Give every line from the entries that contains "Panjang".

(Structured figure records)
──────

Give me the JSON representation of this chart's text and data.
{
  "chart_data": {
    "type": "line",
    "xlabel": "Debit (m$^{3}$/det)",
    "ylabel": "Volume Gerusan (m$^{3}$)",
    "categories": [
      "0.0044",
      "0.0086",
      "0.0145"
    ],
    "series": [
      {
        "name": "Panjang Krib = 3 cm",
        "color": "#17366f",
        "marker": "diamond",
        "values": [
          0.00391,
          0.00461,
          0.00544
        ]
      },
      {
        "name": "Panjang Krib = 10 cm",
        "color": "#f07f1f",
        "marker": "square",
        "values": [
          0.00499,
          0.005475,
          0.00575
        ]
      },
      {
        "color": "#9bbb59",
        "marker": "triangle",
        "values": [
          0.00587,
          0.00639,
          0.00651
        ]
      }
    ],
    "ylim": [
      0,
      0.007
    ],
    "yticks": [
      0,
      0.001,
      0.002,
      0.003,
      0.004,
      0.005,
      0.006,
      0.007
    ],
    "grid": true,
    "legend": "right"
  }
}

──────

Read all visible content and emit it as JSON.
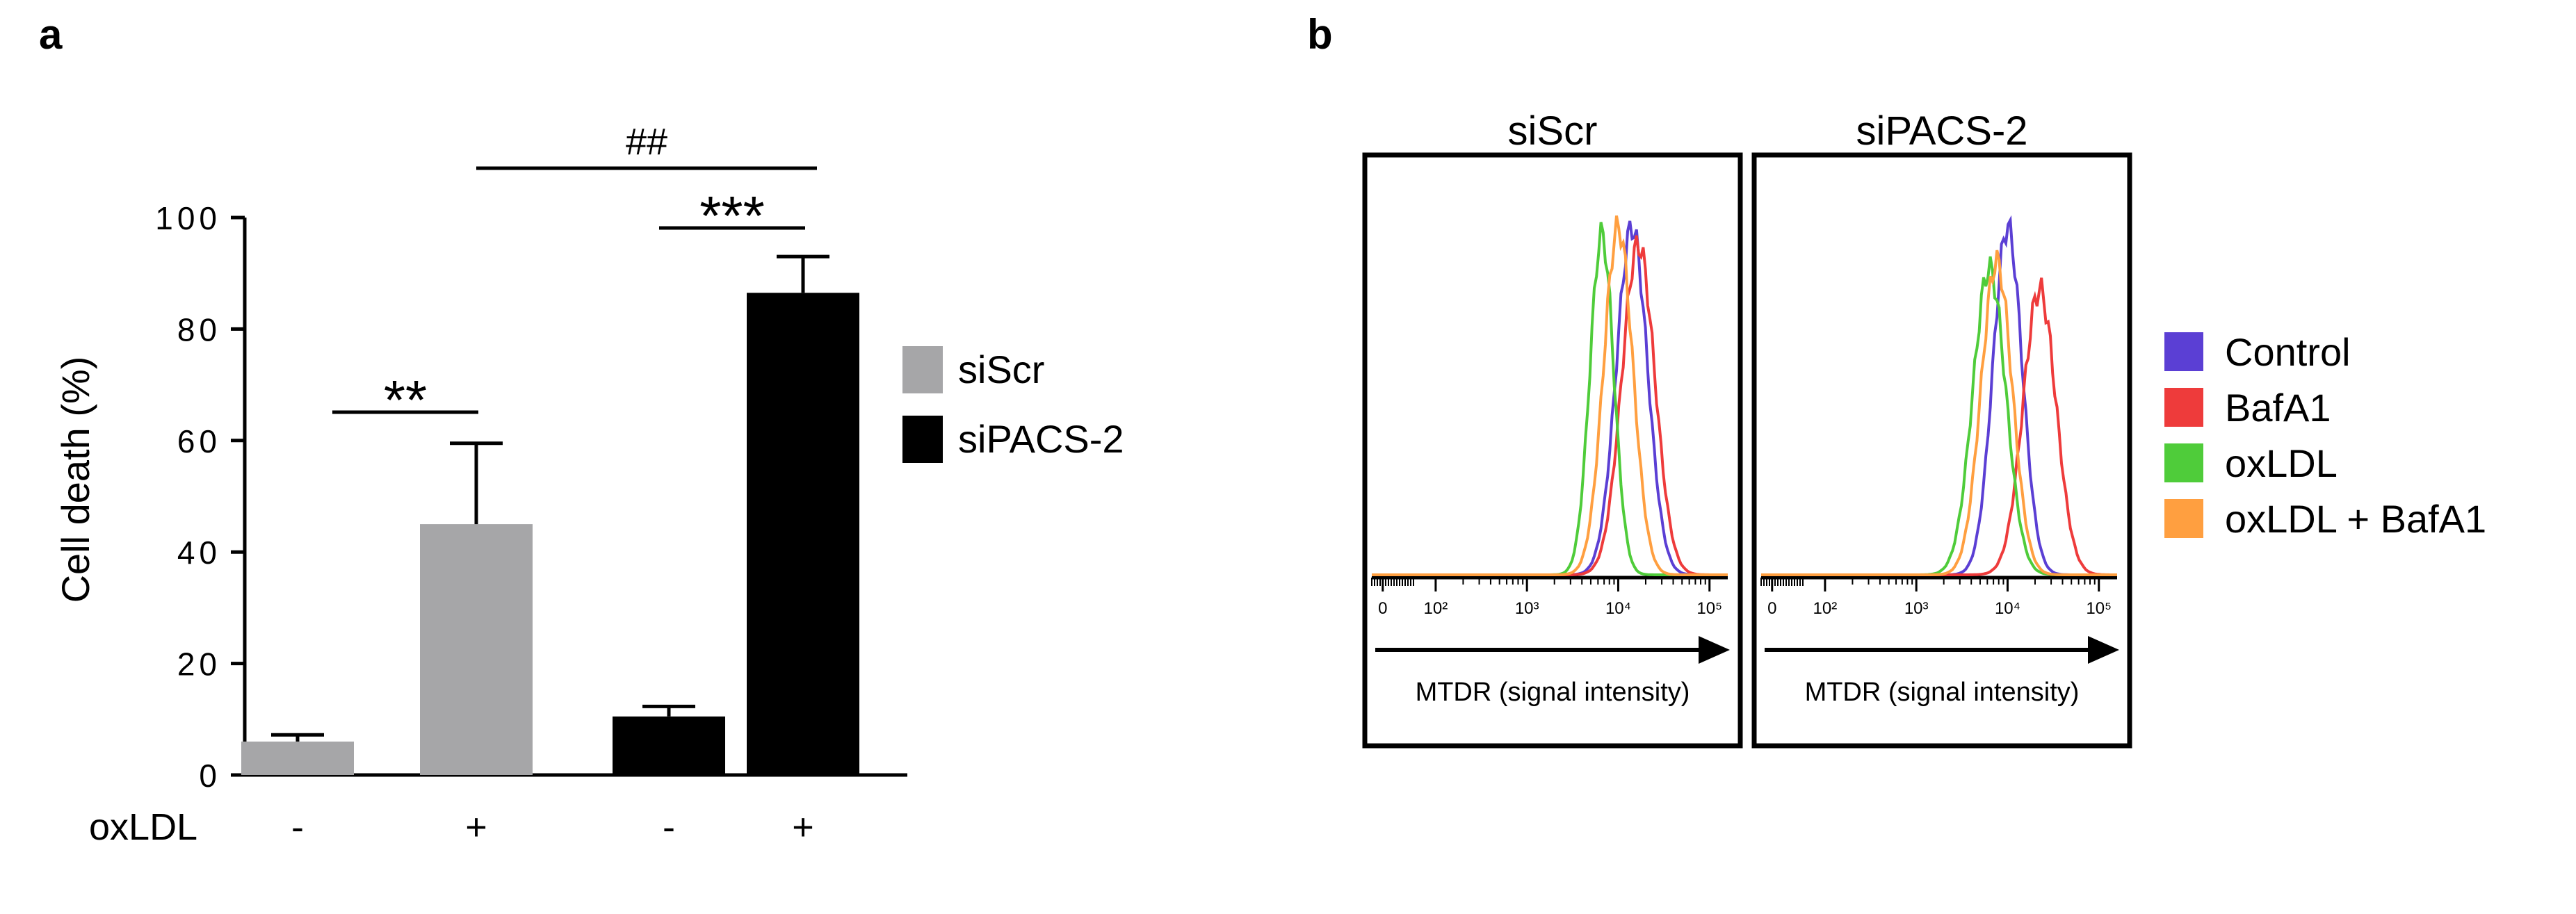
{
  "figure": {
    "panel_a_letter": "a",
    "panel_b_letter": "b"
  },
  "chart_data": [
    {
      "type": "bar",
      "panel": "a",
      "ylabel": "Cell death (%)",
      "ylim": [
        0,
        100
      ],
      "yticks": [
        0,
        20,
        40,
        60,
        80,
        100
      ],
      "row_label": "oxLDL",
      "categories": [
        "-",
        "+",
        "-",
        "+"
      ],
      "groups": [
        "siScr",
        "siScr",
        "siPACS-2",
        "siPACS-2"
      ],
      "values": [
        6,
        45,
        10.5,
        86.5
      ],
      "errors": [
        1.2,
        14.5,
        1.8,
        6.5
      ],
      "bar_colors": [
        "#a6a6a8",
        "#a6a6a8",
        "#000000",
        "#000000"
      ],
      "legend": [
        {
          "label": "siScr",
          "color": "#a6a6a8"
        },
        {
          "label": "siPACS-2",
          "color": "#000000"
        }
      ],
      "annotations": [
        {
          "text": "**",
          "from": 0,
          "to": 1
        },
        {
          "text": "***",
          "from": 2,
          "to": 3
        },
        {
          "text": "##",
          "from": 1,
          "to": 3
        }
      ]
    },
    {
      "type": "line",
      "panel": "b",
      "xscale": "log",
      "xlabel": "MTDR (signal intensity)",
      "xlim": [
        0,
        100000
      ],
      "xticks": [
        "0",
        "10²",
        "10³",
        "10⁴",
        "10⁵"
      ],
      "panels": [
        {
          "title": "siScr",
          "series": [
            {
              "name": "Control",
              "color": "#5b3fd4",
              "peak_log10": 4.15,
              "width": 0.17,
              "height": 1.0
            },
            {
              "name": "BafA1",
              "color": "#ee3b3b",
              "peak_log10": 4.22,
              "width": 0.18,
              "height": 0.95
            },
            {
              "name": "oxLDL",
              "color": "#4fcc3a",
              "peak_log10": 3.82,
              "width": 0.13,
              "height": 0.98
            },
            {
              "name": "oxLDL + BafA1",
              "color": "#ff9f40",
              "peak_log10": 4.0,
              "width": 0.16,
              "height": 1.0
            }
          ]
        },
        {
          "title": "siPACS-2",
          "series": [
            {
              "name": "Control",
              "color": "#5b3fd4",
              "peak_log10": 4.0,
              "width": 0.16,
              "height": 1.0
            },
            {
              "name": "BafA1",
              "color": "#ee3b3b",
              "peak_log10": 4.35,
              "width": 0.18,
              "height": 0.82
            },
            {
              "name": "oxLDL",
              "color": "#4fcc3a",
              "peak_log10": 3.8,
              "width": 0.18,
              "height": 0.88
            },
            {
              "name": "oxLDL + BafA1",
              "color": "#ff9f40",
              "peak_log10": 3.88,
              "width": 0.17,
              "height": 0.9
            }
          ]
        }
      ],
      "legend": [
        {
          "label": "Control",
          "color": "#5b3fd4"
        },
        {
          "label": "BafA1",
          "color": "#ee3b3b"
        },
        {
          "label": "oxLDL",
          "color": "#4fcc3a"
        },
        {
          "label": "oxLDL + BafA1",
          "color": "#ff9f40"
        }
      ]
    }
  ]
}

──────

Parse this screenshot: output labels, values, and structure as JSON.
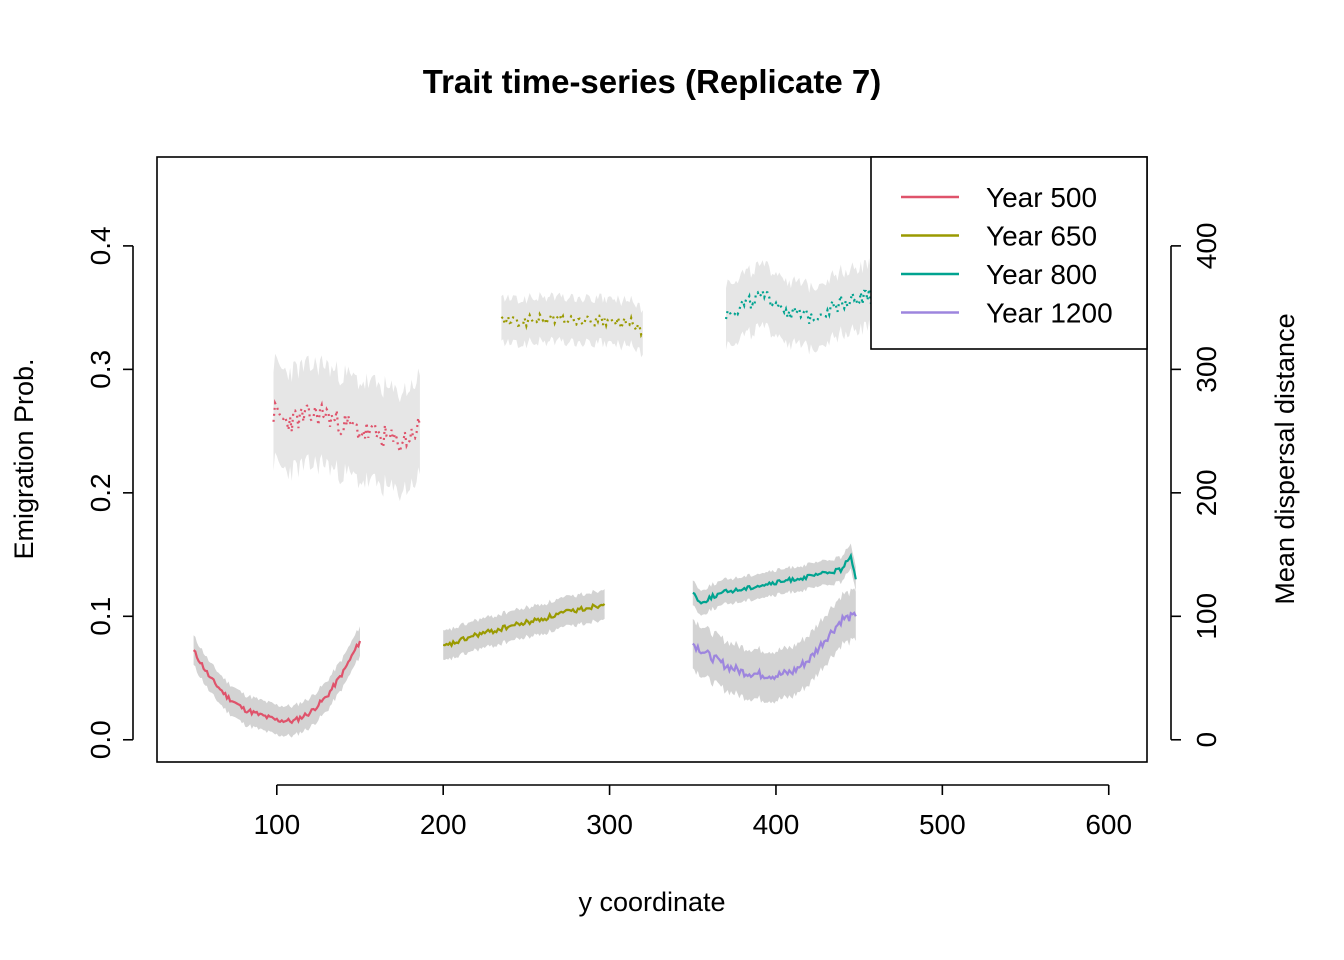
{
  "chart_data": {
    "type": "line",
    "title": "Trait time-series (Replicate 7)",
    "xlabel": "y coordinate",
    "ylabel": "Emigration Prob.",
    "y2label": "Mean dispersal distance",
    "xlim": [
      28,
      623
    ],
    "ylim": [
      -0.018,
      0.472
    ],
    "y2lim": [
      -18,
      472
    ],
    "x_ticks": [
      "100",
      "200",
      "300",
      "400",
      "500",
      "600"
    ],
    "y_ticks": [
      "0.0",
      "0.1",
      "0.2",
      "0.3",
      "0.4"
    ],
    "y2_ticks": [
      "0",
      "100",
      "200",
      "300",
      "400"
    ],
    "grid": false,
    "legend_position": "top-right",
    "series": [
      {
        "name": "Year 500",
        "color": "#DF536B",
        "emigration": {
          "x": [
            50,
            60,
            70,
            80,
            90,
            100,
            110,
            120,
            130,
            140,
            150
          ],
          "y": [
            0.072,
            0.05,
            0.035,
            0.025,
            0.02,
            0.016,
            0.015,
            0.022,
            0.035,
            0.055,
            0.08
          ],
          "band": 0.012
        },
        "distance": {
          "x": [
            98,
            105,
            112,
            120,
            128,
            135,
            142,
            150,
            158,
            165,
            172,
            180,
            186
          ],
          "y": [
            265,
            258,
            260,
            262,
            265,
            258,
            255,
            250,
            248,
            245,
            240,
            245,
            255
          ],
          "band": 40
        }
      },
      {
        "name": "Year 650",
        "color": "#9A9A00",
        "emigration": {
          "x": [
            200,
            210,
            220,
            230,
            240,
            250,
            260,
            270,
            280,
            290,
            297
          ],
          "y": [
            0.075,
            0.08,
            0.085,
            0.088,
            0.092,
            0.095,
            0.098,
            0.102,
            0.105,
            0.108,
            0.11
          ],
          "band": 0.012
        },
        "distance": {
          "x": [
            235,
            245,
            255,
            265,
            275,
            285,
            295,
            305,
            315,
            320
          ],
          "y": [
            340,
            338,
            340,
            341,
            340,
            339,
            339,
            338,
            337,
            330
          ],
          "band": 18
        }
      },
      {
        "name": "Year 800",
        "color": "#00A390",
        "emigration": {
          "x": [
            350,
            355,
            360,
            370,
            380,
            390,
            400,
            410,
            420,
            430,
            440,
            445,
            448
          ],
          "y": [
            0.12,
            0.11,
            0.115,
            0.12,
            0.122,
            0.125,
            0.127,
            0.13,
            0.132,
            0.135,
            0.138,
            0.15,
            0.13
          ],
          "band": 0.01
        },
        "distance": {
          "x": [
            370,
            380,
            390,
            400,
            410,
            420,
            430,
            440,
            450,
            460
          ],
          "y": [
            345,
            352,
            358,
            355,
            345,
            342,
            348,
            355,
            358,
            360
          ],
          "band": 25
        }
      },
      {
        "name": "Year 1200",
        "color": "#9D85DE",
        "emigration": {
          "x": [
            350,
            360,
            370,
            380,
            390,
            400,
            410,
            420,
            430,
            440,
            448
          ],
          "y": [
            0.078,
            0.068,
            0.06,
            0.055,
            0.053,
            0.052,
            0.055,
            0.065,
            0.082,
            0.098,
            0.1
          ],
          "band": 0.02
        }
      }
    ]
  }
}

──────

◆ TASK RESPONSE
        "name": "Panjang Krib = 3 cm",
        "name": "Panjang Krib = 10 cm",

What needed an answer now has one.